• **PROVIDED MATERIAL**:

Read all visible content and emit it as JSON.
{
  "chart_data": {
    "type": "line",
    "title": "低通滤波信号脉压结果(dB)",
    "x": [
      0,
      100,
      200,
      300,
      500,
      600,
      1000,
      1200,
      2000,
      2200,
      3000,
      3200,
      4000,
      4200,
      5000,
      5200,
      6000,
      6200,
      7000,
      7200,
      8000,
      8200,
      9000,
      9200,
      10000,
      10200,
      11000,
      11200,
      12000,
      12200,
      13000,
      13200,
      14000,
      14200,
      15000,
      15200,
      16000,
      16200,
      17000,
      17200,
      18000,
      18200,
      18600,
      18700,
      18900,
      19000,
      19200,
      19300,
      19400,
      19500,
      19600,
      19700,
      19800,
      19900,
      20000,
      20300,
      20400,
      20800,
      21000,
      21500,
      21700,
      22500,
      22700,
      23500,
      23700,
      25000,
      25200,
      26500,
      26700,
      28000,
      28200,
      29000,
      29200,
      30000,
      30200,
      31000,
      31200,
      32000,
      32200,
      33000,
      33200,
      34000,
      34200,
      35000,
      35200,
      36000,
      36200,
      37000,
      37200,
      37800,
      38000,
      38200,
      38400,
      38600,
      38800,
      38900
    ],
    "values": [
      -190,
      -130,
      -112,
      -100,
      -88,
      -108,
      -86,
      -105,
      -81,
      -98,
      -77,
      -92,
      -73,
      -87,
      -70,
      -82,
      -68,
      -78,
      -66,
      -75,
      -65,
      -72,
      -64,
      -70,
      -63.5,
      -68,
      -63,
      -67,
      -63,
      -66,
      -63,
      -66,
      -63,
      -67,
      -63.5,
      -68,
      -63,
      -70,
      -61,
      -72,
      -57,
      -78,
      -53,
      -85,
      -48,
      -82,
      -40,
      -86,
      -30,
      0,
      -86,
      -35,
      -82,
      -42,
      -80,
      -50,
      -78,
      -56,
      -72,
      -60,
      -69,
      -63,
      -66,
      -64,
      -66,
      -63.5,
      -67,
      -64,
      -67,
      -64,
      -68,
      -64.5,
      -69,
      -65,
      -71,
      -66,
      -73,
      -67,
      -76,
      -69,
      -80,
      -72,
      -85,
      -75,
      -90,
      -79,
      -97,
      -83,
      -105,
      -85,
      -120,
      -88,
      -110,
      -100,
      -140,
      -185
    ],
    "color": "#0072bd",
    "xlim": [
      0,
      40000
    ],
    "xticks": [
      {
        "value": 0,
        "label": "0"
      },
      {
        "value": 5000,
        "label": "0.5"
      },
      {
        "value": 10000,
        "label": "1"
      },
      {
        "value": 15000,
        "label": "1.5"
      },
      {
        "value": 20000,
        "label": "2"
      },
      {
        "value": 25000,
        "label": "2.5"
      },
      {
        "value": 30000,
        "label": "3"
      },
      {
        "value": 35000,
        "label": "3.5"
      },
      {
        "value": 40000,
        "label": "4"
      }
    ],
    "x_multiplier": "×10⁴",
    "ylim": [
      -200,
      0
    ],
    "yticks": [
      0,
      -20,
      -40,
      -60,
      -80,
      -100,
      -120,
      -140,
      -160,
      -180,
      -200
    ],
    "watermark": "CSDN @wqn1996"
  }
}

• **EXERCISE DETAILS**: Extract every entry in the listing word for word.

• **TASK OUTPUT**:
Read all visible content and emit it as JSON.
{
  "chart_data": {
    "type": "line",
    "title": "低通滤波信号脉压结果(dB)",
    "x": [
      0,
      100,
      200,
      300,
      500,
      600,
      1000,
      1200,
      2000,
      2200,
      3000,
      3200,
      4000,
      4200,
      5000,
      5200,
      6000,
      6200,
      7000,
      7200,
      8000,
      8200,
      9000,
      9200,
      10000,
      10200,
      11000,
      11200,
      12000,
      12200,
      13000,
      13200,
      14000,
      14200,
      15000,
      15200,
      16000,
      16200,
      17000,
      17200,
      18000,
      18200,
      18600,
      18700,
      18900,
      19000,
      19200,
      19300,
      19400,
      19500,
      19600,
      19700,
      19800,
      19900,
      20000,
      20300,
      20400,
      20800,
      21000,
      21500,
      21700,
      22500,
      22700,
      23500,
      23700,
      25000,
      25200,
      26500,
      26700,
      28000,
      28200,
      29000,
      29200,
      30000,
      30200,
      31000,
      31200,
      32000,
      32200,
      33000,
      33200,
      34000,
      34200,
      35000,
      35200,
      36000,
      36200,
      37000,
      37200,
      37800,
      38000,
      38200,
      38400,
      38600,
      38800,
      38900
    ],
    "values": [
      -190,
      -130,
      -112,
      -100,
      -88,
      -108,
      -86,
      -105,
      -81,
      -98,
      -77,
      -92,
      -73,
      -87,
      -70,
      -82,
      -68,
      -78,
      -66,
      -75,
      -65,
      -72,
      -64,
      -70,
      -63.5,
      -68,
      -63,
      -67,
      -63,
      -66,
      -63,
      -66,
      -63,
      -67,
      -63.5,
      -68,
      -63,
      -70,
      -61,
      -72,
      -57,
      -78,
      -53,
      -85,
      -48,
      -82,
      -40,
      -86,
      -30,
      0,
      -86,
      -35,
      -82,
      -42,
      -80,
      -50,
      -78,
      -56,
      -72,
      -60,
      -69,
      -63,
      -66,
      -64,
      -66,
      -63.5,
      -67,
      -64,
      -67,
      -64,
      -68,
      -64.5,
      -69,
      -65,
      -71,
      -66,
      -73,
      -67,
      -76,
      -69,
      -80,
      -72,
      -85,
      -75,
      -90,
      -79,
      -97,
      -83,
      -105,
      -85,
      -120,
      -88,
      -110,
      -100,
      -140,
      -185
    ],
    "color": "#0072bd",
    "xlim": [
      0,
      40000
    ],
    "xticks": [
      {
        "value": 0,
        "label": "0"
      },
      {
        "value": 5000,
        "label": "0.5"
      },
      {
        "value": 10000,
        "label": "1"
      },
      {
        "value": 15000,
        "label": "1.5"
      },
      {
        "value": 20000,
        "label": "2"
      },
      {
        "value": 25000,
        "label": "2.5"
      },
      {
        "value": 30000,
        "label": "3"
      },
      {
        "value": 35000,
        "label": "3.5"
      },
      {
        "value": 40000,
        "label": "4"
      }
    ],
    "x_multiplier": "×10⁴",
    "ylim": [
      -200,
      0
    ],
    "yticks": [
      0,
      -20,
      -40,
      -60,
      -80,
      -100,
      -120,
      -140,
      -160,
      -180,
      -200
    ],
    "watermark": "CSDN @wqn1996"
  }
}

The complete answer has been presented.